EXERCISE TASK 1
In the records below, copy out again every line, starting at the line containing "864, 1407, 892)" and ending at the line containing "select-all-checkbox[interactable] (1001, 365, 1015, 378)", both included.

DOCUMENT EXCERPT
— START —
Smokey Split Pea Soup with Poached Egg:
I wish every day was Sunday. It’s a crisp New England morning and the thought of something roasting, braising, or stewing for hours while we slumber all day is quite comforting. I often make Sunday the “cook something big” day, both because it’s entertaining and it offers the leftover option for the forthcoming busy work week. On this day, we opt for a pot of split pea soup. The aroma of smoked ham and simmering legumes fills the house even with the lid firmly covering the pot. It’s the kind of dish that is both energizing and somnolent at the same time. For this version, the addition of caraway seeds offered a strong aroma and hint of licorice that complimented the hickory smoked ham. The addition of the poached egg is oddly evil, but added a sweet silky companion to the purposefully spicy hot soup.
— END —
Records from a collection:
— START —
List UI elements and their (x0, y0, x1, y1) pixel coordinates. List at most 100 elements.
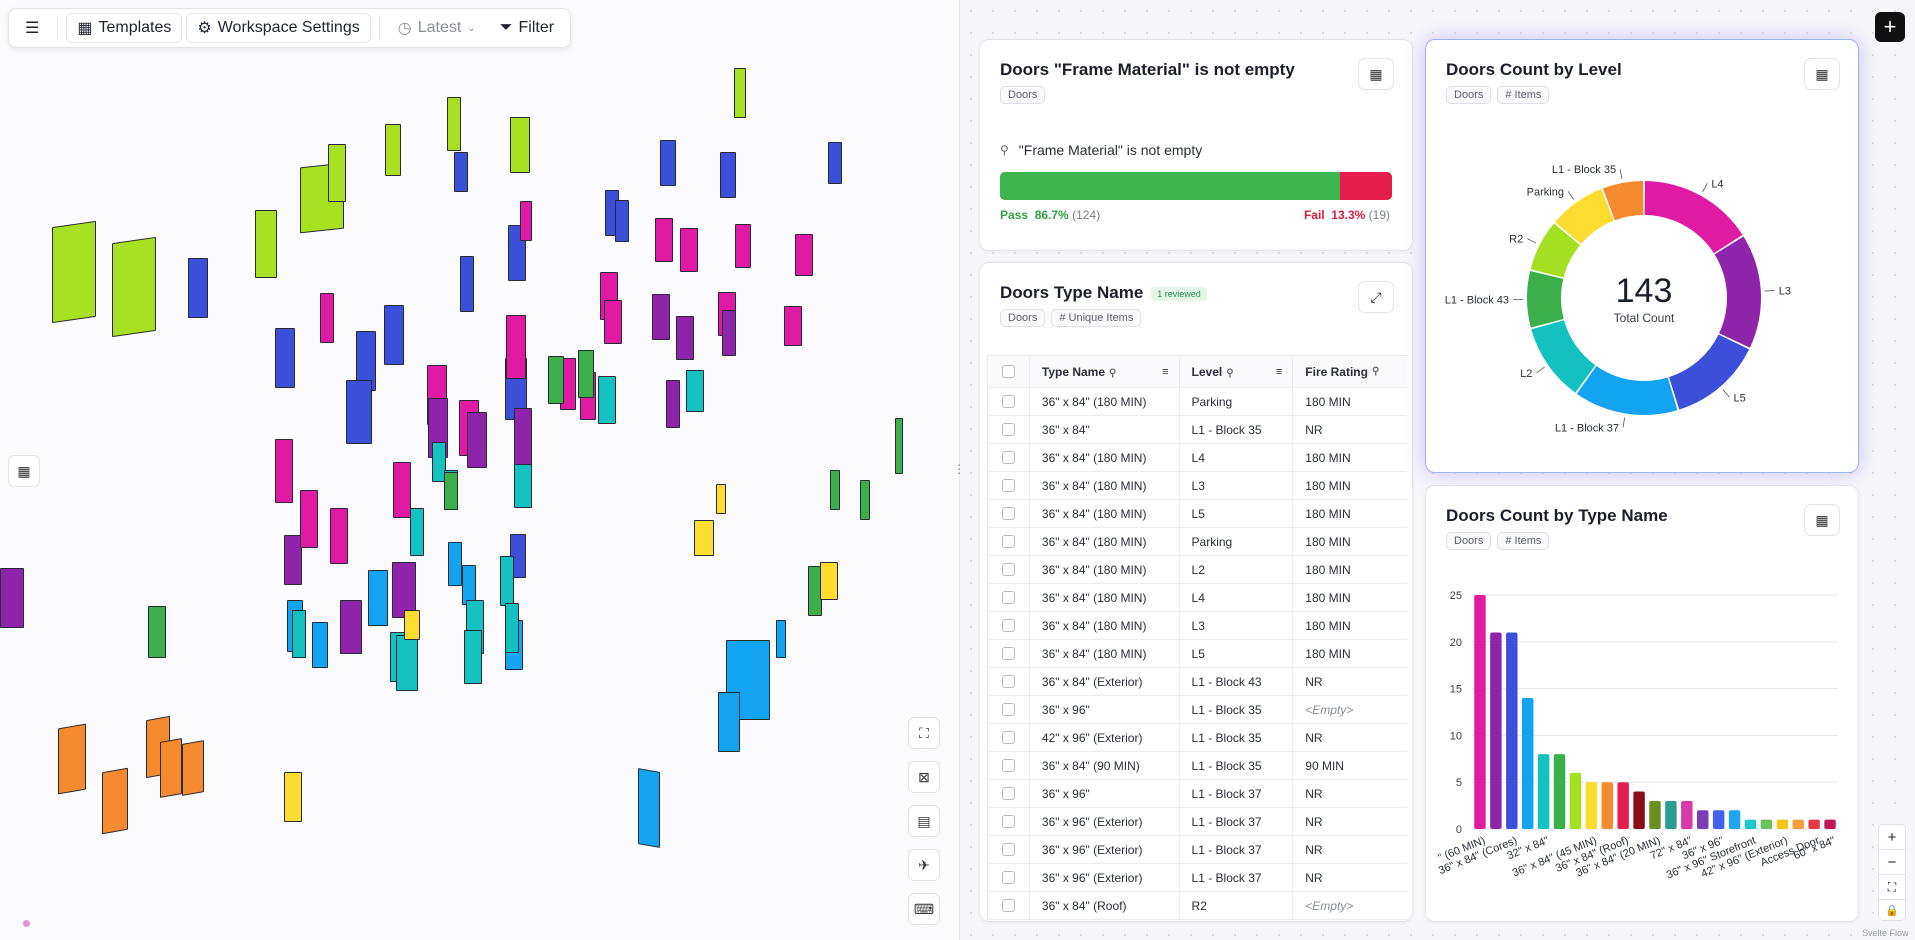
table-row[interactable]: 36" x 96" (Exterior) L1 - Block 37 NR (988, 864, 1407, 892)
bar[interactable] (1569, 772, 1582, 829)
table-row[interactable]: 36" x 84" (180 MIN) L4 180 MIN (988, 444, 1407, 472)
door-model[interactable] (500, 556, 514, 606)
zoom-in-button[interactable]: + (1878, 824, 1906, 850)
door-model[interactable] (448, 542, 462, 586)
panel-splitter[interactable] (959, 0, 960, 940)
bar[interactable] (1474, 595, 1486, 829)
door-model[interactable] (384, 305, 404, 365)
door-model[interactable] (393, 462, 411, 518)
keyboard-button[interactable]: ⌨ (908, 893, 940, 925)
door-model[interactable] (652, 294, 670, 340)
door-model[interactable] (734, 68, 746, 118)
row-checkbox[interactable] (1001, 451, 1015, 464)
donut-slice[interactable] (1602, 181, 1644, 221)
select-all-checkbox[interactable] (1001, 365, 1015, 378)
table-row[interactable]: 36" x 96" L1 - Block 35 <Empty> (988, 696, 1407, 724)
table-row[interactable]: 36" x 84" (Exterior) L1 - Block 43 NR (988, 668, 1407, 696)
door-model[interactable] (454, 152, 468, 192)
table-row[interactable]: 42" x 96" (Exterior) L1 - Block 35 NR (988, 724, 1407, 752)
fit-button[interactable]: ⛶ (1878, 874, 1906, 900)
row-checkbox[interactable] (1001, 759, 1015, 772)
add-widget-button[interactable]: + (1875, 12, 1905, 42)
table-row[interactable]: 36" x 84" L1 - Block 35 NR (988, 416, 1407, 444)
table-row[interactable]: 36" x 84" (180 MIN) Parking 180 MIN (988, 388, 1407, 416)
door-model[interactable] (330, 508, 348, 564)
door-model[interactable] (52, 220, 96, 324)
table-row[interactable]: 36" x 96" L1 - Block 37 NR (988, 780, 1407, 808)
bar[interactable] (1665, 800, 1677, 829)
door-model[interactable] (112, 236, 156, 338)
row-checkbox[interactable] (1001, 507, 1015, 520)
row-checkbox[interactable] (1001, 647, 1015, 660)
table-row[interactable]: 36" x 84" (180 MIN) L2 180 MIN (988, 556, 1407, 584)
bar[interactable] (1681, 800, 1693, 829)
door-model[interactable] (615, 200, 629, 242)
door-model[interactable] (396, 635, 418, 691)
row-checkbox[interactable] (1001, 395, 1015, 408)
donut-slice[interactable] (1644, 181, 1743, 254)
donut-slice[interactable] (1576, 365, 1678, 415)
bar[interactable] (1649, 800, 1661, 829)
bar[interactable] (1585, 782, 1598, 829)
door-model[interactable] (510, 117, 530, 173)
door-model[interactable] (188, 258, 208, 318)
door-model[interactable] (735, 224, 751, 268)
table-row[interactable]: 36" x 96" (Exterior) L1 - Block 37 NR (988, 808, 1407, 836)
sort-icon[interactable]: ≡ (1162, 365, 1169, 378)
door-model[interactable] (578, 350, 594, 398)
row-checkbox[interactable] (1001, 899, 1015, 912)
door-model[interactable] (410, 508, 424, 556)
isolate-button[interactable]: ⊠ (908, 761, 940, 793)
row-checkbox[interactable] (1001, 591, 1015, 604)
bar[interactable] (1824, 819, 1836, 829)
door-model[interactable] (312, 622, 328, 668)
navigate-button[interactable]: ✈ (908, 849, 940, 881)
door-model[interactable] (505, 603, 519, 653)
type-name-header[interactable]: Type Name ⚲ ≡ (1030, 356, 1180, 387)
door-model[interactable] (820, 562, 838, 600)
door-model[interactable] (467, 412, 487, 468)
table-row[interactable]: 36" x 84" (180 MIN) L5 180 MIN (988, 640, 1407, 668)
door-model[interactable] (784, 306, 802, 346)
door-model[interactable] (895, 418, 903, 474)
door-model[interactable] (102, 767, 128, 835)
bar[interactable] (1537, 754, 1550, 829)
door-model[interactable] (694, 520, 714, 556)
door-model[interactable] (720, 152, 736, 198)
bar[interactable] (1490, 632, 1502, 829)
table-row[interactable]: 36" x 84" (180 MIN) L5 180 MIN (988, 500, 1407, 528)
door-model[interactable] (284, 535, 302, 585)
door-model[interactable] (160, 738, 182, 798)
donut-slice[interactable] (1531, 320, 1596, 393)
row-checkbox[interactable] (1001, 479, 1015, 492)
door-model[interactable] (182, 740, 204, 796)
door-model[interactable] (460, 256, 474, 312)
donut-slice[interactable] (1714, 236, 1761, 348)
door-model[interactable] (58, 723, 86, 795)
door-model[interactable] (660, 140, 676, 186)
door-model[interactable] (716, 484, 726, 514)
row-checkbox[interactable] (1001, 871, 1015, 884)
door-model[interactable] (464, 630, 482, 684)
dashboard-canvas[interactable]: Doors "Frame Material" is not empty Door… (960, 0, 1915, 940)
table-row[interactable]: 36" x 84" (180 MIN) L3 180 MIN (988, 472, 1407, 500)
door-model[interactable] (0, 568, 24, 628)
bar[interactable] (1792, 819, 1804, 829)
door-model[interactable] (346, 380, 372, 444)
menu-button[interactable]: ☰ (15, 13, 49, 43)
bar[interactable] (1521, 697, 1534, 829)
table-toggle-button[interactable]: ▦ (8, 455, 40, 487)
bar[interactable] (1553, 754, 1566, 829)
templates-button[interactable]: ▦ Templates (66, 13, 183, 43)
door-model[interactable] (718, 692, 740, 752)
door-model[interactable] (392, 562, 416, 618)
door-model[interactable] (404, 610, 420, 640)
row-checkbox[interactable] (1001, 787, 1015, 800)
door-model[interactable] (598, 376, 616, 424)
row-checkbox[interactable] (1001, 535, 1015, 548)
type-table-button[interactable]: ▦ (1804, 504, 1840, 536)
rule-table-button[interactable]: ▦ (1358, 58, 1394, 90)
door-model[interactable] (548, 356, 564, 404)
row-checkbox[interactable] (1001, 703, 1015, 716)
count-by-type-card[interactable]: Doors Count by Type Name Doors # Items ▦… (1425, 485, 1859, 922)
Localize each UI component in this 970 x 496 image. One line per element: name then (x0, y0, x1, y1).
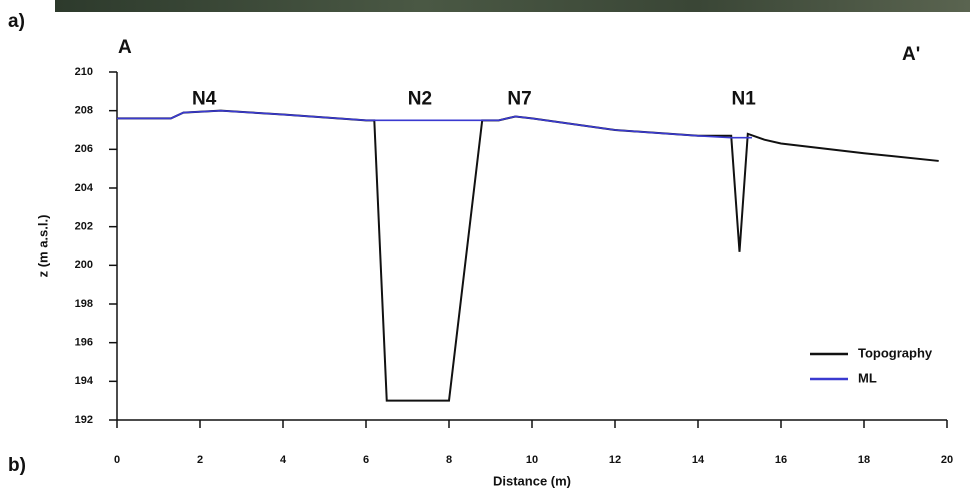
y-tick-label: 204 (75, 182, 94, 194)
— END —
EXERCISE TASK 2
In the split pea soup post above, which day does the writer often make the "cook something big" day?

RIGHT ANSWER 1
table-row[interactable]: 36" x 96" (Exterior) L1 - Block 37 NR (988, 864, 1407, 892)
bar[interactable] (1569, 772, 1582, 829)
table-row[interactable]: 36" x 84" (180 MIN) L4 180 MIN (988, 444, 1407, 472)
door-model[interactable] (500, 556, 514, 606)
zoom-in-button[interactable]: + (1878, 824, 1906, 850)
door-model[interactable] (448, 542, 462, 586)
panel-splitter[interactable] (959, 0, 960, 940)
bar[interactable] (1474, 595, 1486, 829)
door-model[interactable] (384, 305, 404, 365)
door-model[interactable] (393, 462, 411, 518)
keyboard-button[interactable]: ⌨ (908, 893, 940, 925)
door-model[interactable] (652, 294, 670, 340)
door-model[interactable] (734, 68, 746, 118)
row-checkbox[interactable] (1001, 451, 1015, 464)
donut-slice[interactable] (1602, 181, 1644, 221)
select-all-checkbox[interactable] (1001, 365, 1015, 378)

RIGHT ANSWER 2
Sunday.